(Collected data)
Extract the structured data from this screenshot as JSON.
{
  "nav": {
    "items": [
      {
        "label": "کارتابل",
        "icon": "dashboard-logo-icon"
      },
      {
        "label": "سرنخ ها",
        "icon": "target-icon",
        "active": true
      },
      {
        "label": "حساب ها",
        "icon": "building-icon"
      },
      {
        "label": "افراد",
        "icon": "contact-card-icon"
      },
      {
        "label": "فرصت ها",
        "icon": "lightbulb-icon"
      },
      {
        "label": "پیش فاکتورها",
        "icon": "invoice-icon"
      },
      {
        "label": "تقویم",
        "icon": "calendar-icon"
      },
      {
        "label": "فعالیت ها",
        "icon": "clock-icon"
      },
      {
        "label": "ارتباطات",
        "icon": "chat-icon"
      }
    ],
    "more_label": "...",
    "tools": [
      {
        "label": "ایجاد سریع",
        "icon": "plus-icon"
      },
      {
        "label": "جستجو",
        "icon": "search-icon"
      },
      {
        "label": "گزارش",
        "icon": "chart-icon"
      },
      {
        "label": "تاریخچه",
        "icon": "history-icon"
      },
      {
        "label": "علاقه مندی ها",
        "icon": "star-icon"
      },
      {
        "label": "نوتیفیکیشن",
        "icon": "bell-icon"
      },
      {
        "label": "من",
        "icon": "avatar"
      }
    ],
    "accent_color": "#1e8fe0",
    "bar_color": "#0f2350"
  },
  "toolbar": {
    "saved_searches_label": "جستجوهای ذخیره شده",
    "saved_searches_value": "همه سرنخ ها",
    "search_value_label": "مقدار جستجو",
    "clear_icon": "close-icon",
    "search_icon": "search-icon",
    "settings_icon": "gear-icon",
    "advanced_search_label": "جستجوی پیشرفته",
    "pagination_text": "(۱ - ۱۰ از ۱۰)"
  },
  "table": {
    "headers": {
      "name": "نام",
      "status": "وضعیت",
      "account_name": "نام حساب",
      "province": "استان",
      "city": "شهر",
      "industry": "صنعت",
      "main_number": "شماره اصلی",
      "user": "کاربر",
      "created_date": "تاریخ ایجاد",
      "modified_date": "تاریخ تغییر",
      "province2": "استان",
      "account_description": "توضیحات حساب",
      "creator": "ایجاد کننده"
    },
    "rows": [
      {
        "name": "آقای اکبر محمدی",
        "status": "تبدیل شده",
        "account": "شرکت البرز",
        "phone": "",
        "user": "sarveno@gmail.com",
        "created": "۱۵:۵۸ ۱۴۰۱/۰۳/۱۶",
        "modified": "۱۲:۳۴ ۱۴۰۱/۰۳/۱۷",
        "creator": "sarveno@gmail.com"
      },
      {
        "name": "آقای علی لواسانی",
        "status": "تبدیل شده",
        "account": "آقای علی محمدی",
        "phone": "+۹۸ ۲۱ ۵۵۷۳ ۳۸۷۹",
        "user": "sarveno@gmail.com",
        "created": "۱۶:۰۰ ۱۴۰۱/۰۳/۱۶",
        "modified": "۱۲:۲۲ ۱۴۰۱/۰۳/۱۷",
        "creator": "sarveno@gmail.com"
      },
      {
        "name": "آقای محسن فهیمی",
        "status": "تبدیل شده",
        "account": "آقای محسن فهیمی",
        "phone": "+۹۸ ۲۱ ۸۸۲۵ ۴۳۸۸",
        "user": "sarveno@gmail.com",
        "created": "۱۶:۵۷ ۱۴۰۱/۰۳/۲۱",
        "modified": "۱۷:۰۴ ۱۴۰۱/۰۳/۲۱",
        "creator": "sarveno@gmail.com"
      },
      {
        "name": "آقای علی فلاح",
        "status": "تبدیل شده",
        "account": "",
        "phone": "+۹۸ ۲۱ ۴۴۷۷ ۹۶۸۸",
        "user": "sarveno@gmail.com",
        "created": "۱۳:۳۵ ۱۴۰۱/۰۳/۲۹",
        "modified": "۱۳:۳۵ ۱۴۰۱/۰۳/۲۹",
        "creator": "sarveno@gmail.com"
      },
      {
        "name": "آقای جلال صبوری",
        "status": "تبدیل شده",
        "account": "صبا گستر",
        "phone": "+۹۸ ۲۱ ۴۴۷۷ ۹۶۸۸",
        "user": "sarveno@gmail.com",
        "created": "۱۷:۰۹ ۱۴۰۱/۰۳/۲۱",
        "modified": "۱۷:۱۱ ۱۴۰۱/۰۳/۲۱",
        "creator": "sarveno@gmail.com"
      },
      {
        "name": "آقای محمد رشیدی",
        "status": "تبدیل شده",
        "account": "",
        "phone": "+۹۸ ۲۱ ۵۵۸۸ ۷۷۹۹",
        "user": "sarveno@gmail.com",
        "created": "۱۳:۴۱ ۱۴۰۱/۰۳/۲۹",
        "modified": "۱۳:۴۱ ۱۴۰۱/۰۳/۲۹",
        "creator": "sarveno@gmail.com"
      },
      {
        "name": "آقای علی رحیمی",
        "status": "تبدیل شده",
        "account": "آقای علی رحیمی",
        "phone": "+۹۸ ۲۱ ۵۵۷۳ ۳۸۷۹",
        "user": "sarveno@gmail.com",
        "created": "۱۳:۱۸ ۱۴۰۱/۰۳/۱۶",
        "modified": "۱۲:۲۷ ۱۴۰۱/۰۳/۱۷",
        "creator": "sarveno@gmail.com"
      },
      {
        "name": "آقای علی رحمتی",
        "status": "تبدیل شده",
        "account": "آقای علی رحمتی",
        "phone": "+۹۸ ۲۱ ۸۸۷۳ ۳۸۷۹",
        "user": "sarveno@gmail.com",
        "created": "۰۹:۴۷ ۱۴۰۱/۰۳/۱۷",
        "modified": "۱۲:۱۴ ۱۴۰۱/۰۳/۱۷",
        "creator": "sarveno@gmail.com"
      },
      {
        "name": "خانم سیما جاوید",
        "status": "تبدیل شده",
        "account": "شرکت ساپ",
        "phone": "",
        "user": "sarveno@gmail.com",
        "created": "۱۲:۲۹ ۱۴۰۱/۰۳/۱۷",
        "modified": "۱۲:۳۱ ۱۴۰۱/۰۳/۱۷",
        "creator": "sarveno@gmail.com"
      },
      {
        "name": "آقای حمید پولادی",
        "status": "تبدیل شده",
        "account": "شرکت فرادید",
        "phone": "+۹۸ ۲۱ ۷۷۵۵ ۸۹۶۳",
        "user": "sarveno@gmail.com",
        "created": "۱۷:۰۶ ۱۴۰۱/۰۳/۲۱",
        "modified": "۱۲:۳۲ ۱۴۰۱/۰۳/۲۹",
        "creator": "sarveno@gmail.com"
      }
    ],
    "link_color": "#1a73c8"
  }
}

*WHAT YOU HAVE TO DO*:
Every record should be given again exactly.

*COMPLETED EXERCISE*:
Extract the structured data from this screenshot as JSON.
{
  "nav": {
    "items": [
      {
        "label": "کارتابل",
        "icon": "dashboard-logo-icon"
      },
      {
        "label": "سرنخ ها",
        "icon": "target-icon",
        "active": true
      },
      {
        "label": "حساب ها",
        "icon": "building-icon"
      },
      {
        "label": "افراد",
        "icon": "contact-card-icon"
      },
      {
        "label": "فرصت ها",
        "icon": "lightbulb-icon"
      },
      {
        "label": "پیش فاکتورها",
        "icon": "invoice-icon"
      },
      {
        "label": "تقویم",
        "icon": "calendar-icon"
      },
      {
        "label": "فعالیت ها",
        "icon": "clock-icon"
      },
      {
        "label": "ارتباطات",
        "icon": "chat-icon"
      }
    ],
    "more_label": "...",
    "tools": [
      {
        "label": "ایجاد سریع",
        "icon": "plus-icon"
      },
      {
        "label": "جستجو",
        "icon": "search-icon"
      },
      {
        "label": "گزارش",
        "icon": "chart-icon"
      },
      {
        "label": "تاریخچه",
        "icon": "history-icon"
      },
      {
        "label": "علاقه مندی ها",
        "icon": "star-icon"
      },
      {
        "label": "نوتیفیکیشن",
        "icon": "bell-icon"
      },
      {
        "label": "من",
        "icon": "avatar"
      }
    ],
    "accent_color": "#1e8fe0",
    "bar_color": "#0f2350"
  },
  "toolbar": {
    "saved_searches_label": "جستجوهای ذخیره شده",
    "saved_searches_value": "همه سرنخ ها",
    "search_value_label": "مقدار جستجو",
    "clear_icon": "close-icon",
    "search_icon": "search-icon",
    "settings_icon": "gear-icon",
    "advanced_search_label": "جستجوی پیشرفته",
    "pagination_text": "(۱ - ۱۰ از ۱۰)"
  },
  "table": {
    "headers": {
      "name": "نام",
      "status": "وضعیت",
      "account_name": "نام حساب",
      "province": "استان",
      "city": "شهر",
      "industry": "صنعت",
      "main_number": "شماره اصلی",
      "user": "کاربر",
      "created_date": "تاریخ ایجاد",
      "modified_date": "تاریخ تغییر",
      "province2": "استان",
      "account_description": "توضیحات حساب",
      "creator": "ایجاد کننده"
    },
    "rows": [
      {
        "name": "آقای اکبر محمدی",
        "status": "تبدیل شده",
        "account": "شرکت البرز",
        "phone": "",
        "user": "sarveno@gmail.com",
        "created": "۱۵:۵۸ ۱۴۰۱/۰۳/۱۶",
        "modified": "۱۲:۳۴ ۱۴۰۱/۰۳/۱۷",
        "creator": "sarveno@gmail.com"
      },
      {
        "name": "آقای علی لواسانی",
        "status": "تبدیل شده",
        "account": "آقای علی محمدی",
        "phone": "+۹۸ ۲۱ ۵۵۷۳ ۳۸۷۹",
        "user": "sarveno@gmail.com",
        "created": "۱۶:۰۰ ۱۴۰۱/۰۳/۱۶",
        "modified": "۱۲:۲۲ ۱۴۰۱/۰۳/۱۷",
        "creator": "sarveno@gmail.com"
      },
      {
        "name": "آقای محسن فهیمی",
        "status": "تبدیل شده",
        "account": "آقای محسن فهیمی",
        "phone": "+۹۸ ۲۱ ۸۸۲۵ ۴۳۸۸",
        "user": "sarveno@gmail.com",
        "created": "۱۶:۵۷ ۱۴۰۱/۰۳/۲۱",
        "modified": "۱۷:۰۴ ۱۴۰۱/۰۳/۲۱",
        "creator": "sarveno@gmail.com"
      },
      {
        "name": "آقای علی فلاح",
        "status": "تبدیل شده",
        "account": "",
        "phone": "+۹۸ ۲۱ ۴۴۷۷ ۹۶۸۸",
        "user": "sarveno@gmail.com",
        "created": "۱۳:۳۵ ۱۴۰۱/۰۳/۲۹",
        "modified": "۱۳:۳۵ ۱۴۰۱/۰۳/۲۹",
        "creator": "sarveno@gmail.com"
      },
      {
        "name": "آقای جلال صبوری",
        "status": "تبدیل شده",
        "account": "صبا گستر",
        "phone": "+۹۸ ۲۱ ۴۴۷۷ ۹۶۸۸",
        "user": "sarveno@gmail.com",
        "created": "۱۷:۰۹ ۱۴۰۱/۰۳/۲۱",
        "modified": "۱۷:۱۱ ۱۴۰۱/۰۳/۲۱",
        "creator": "sarveno@gmail.com"
      },
      {
        "name": "آقای محمد رشیدی",
        "status": "تبدیل شده",
        "account": "",
        "phone": "+۹۸ ۲۱ ۵۵۸۸ ۷۷۹۹",
        "user": "sarveno@gmail.com",
        "created": "۱۳:۴۱ ۱۴۰۱/۰۳/۲۹",
        "modified": "۱۳:۴۱ ۱۴۰۱/۰۳/۲۹",
        "creator": "sarveno@gmail.com"
      },
      {
        "name": "آقای علی رحیمی",
        "status": "تبدیل شده",
        "account": "آقای علی رحیمی",
        "phone": "+۹۸ ۲۱ ۵۵۷۳ ۳۸۷۹",
        "user": "sarveno@gmail.com",
        "created": "۱۳:۱۸ ۱۴۰۱/۰۳/۱۶",
        "modified": "۱۲:۲۷ ۱۴۰۱/۰۳/۱۷",
        "creator": "sarveno@gmail.com"
      },
      {
        "name": "آقای علی رحمتی",
        "status": "تبدیل شده",
        "account": "آقای علی رحمتی",
        "phone": "+۹۸ ۲۱ ۸۸۷۳ ۳۸۷۹",
        "user": "sarveno@gmail.com",
        "created": "۰۹:۴۷ ۱۴۰۱/۰۳/۱۷",
        "modified": "۱۲:۱۴ ۱۴۰۱/۰۳/۱۷",
        "creator": "sarveno@gmail.com"
      },
      {
        "name": "خانم سیما جاوید",
        "status": "تبدیل شده",
        "account": "شرکت ساپ",
        "phone": "",
        "user": "sarveno@gmail.com",
        "created": "۱۲:۲۹ ۱۴۰۱/۰۳/۱۷",
        "modified": "۱۲:۳۱ ۱۴۰۱/۰۳/۱۷",
        "creator": "sarveno@gmail.com"
      },
      {
        "name": "آقای حمید پولادی",
        "status": "تبدیل شده",
        "account": "شرکت فرادید",
        "phone": "+۹۸ ۲۱ ۷۷۵۵ ۸۹۶۳",
        "user": "sarveno@gmail.com",
        "created": "۱۷:۰۶ ۱۴۰۱/۰۳/۲۱",
        "modified": "۱۲:۳۲ ۱۴۰۱/۰۳/۲۹",
        "creator": "sarveno@gmail.com"
      }
    ],
    "link_color": "#1a73c8"
  }
}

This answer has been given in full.